Data listing
>> start
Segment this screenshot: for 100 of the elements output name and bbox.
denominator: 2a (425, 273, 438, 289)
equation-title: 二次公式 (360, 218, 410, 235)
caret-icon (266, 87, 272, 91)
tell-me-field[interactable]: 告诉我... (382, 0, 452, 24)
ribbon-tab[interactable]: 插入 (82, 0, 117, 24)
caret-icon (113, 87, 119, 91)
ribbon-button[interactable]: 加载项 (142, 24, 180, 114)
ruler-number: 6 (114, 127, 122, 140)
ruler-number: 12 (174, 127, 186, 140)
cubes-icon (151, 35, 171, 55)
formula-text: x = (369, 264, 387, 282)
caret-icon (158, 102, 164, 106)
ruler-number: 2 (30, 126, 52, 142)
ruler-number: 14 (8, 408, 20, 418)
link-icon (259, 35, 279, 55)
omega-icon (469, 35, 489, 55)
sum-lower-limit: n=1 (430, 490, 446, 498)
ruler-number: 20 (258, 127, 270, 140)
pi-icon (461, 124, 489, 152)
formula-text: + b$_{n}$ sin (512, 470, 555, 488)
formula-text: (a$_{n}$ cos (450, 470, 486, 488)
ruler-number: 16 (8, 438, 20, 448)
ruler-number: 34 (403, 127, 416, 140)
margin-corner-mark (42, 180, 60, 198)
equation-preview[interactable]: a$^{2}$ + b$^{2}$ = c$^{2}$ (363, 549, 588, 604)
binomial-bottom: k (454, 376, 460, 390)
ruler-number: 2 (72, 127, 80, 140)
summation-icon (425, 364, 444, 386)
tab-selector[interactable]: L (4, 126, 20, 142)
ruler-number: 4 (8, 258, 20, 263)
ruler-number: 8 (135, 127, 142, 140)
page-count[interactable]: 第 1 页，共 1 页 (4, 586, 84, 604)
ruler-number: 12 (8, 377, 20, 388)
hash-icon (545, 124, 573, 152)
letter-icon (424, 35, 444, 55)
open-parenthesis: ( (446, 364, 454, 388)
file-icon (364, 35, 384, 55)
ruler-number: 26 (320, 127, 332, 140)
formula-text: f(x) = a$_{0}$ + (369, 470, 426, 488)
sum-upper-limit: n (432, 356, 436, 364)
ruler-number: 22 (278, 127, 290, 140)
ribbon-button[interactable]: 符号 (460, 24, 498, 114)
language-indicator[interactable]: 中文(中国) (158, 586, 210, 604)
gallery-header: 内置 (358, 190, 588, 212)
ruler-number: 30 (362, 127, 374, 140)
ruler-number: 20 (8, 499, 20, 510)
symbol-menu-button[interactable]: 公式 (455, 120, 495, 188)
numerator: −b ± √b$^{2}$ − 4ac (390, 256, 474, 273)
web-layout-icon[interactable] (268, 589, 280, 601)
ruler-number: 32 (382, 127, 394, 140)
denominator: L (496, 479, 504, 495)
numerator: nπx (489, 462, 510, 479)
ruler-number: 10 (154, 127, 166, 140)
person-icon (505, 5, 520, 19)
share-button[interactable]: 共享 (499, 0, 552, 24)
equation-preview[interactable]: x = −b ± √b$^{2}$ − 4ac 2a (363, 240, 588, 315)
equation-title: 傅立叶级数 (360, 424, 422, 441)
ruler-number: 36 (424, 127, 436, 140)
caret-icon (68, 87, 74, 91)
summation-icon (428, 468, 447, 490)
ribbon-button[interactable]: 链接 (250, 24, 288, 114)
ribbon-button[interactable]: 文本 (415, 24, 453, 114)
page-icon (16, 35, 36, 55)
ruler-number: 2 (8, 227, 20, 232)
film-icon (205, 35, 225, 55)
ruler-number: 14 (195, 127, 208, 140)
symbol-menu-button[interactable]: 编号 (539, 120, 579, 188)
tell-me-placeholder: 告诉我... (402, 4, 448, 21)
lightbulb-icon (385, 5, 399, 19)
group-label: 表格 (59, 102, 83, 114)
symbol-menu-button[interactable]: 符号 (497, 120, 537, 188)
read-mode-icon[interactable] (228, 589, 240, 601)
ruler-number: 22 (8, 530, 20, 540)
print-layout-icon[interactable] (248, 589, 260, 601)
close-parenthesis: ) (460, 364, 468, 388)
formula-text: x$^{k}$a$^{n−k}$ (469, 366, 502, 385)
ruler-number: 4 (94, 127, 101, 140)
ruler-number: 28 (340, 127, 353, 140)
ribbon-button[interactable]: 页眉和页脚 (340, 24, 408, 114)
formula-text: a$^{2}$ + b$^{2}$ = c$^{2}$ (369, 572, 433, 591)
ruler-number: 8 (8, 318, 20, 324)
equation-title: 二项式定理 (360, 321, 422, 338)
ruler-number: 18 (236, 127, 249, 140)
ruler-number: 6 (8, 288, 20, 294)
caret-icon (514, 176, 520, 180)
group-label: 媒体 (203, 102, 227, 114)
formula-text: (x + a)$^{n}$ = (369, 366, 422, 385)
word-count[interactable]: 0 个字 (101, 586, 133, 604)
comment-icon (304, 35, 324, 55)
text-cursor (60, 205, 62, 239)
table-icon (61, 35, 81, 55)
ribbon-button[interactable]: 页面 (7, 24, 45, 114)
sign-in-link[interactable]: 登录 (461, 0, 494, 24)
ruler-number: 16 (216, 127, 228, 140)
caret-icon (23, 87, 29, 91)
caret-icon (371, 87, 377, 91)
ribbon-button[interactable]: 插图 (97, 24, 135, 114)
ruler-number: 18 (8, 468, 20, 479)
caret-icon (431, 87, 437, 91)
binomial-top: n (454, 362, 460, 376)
>> end
WORK REQUIRED:
Copy every row in the data listing above, character for character.

THE RESULT:
Segment this screenshot: for 100 of the elements output name and bbox.
denominator: 2a (425, 273, 438, 289)
equation-title: 二次公式 (360, 218, 410, 235)
caret-icon (266, 87, 272, 91)
tell-me-field[interactable]: 告诉我... (382, 0, 452, 24)
ribbon-tab[interactable]: 插入 (82, 0, 117, 24)
caret-icon (113, 87, 119, 91)
ribbon-button[interactable]: 加载项 (142, 24, 180, 114)
ruler-number: 6 (114, 127, 122, 140)
ruler-number: 12 (174, 127, 186, 140)
cubes-icon (151, 35, 171, 55)
formula-text: x = (369, 264, 387, 282)
caret-icon (158, 102, 164, 106)
ruler-number: 2 (30, 126, 52, 142)
ruler-number: 14 (8, 408, 20, 418)
link-icon (259, 35, 279, 55)
omega-icon (469, 35, 489, 55)
sum-lower-limit: n=1 (430, 490, 446, 498)
ruler-number: 20 (258, 127, 270, 140)
pi-icon (461, 124, 489, 152)
formula-text: + b$_{n}$ sin (512, 470, 555, 488)
formula-text: (a$_{n}$ cos (450, 470, 486, 488)
ruler-number: 16 (8, 438, 20, 448)
ruler-number: 34 (403, 127, 416, 140)
margin-corner-mark (42, 180, 60, 198)
equation-preview[interactable]: a$^{2}$ + b$^{2}$ = c$^{2}$ (363, 549, 588, 604)
binomial-bottom: k (454, 376, 460, 390)
ruler-number: 2 (72, 127, 80, 140)
summation-icon (425, 364, 444, 386)
tab-selector[interactable]: L (4, 126, 20, 142)
ruler-number: 4 (8, 258, 20, 263)
ruler-number: 8 (135, 127, 142, 140)
page-count[interactable]: 第 1 页，共 1 页 (4, 586, 84, 604)
ruler-number: 12 (8, 377, 20, 388)
hash-icon (545, 124, 573, 152)
letter-icon (424, 35, 444, 55)
open-parenthesis: ( (446, 364, 454, 388)
file-icon (364, 35, 384, 55)
ruler-number: 26 (320, 127, 332, 140)
formula-text: f(x) = a$_{0}$ + (369, 470, 426, 488)
sum-upper-limit: n (432, 356, 436, 364)
ruler-number: 22 (278, 127, 290, 140)
ribbon-button[interactable]: 符号 (460, 24, 498, 114)
language-indicator[interactable]: 中文(中国) (158, 586, 210, 604)
gallery-header: 内置 (358, 190, 588, 212)
ruler-number: 30 (362, 127, 374, 140)
ruler-number: 20 (8, 499, 20, 510)
symbol-menu-button[interactable]: 公式 (455, 120, 495, 188)
numerator: −b ± √b$^{2}$ − 4ac (390, 256, 474, 273)
web-layout-icon[interactable] (268, 589, 280, 601)
ruler-number: 32 (382, 127, 394, 140)
denominator: L (496, 479, 504, 495)
numerator: nπx (489, 462, 510, 479)
ruler-number: 10 (154, 127, 166, 140)
person-icon (505, 5, 520, 19)
share-button[interactable]: 共享 (499, 0, 552, 24)
equation-preview[interactable]: x = −b ± √b$^{2}$ − 4ac 2a (363, 240, 588, 315)
equation-title: 傅立叶级数 (360, 424, 422, 441)
ruler-number: 36 (424, 127, 436, 140)
caret-icon (68, 87, 74, 91)
summation-icon (428, 468, 447, 490)
ribbon-button[interactable]: 链接 (250, 24, 288, 114)
ribbon-button[interactable]: 文本 (415, 24, 453, 114)
page-icon (16, 35, 36, 55)
ruler-number: 2 (8, 227, 20, 232)
film-icon (205, 35, 225, 55)
ruler-number: 14 (195, 127, 208, 140)
symbol-menu-button[interactable]: 编号 (539, 120, 579, 188)
tell-me-placeholder: 告诉我... (402, 4, 448, 21)
lightbulb-icon (385, 5, 399, 19)
group-label: 表格 (59, 102, 83, 114)
symbol-menu-button[interactable]: 符号 (497, 120, 537, 188)
read-mode-icon[interactable] (228, 589, 240, 601)
ruler-number: 22 (8, 530, 20, 540)
print-layout-icon[interactable] (248, 589, 260, 601)
close-parenthesis: ) (460, 364, 468, 388)
formula-text: x$^{k}$a$^{n−k}$ (469, 366, 502, 385)
ruler-number: 4 (94, 127, 101, 140)
ruler-number: 28 (340, 127, 353, 140)
ribbon-button[interactable]: 页眉和页脚 (340, 24, 408, 114)
formula-text: a$^{2}$ + b$^{2}$ = c$^{2}$ (369, 572, 433, 591)
ruler-number: 8 (8, 318, 20, 324)
equation-title: 二项式定理 (360, 321, 422, 338)
ruler-number: 18 (236, 127, 249, 140)
ruler-number: 6 (8, 288, 20, 294)
caret-icon (514, 176, 520, 180)
group-label: 媒体 (203, 102, 227, 114)
formula-text: (x + a)$^{n}$ = (369, 366, 422, 385)
word-count[interactable]: 0 个字 (101, 586, 133, 604)
comment-icon (304, 35, 324, 55)
text-cursor (60, 205, 62, 239)
table-icon (61, 35, 81, 55)
ribbon-button[interactable]: 页面 (7, 24, 45, 114)
sign-in-link[interactable]: 登录 (461, 0, 494, 24)
ruler-number: 16 (216, 127, 228, 140)
caret-icon (23, 87, 29, 91)
caret-icon (371, 87, 377, 91)
ribbon-button[interactable]: 插图 (97, 24, 135, 114)
ruler-number: 18 (8, 468, 20, 479)
caret-icon (431, 87, 437, 91)
binomial-top: n (454, 362, 460, 376)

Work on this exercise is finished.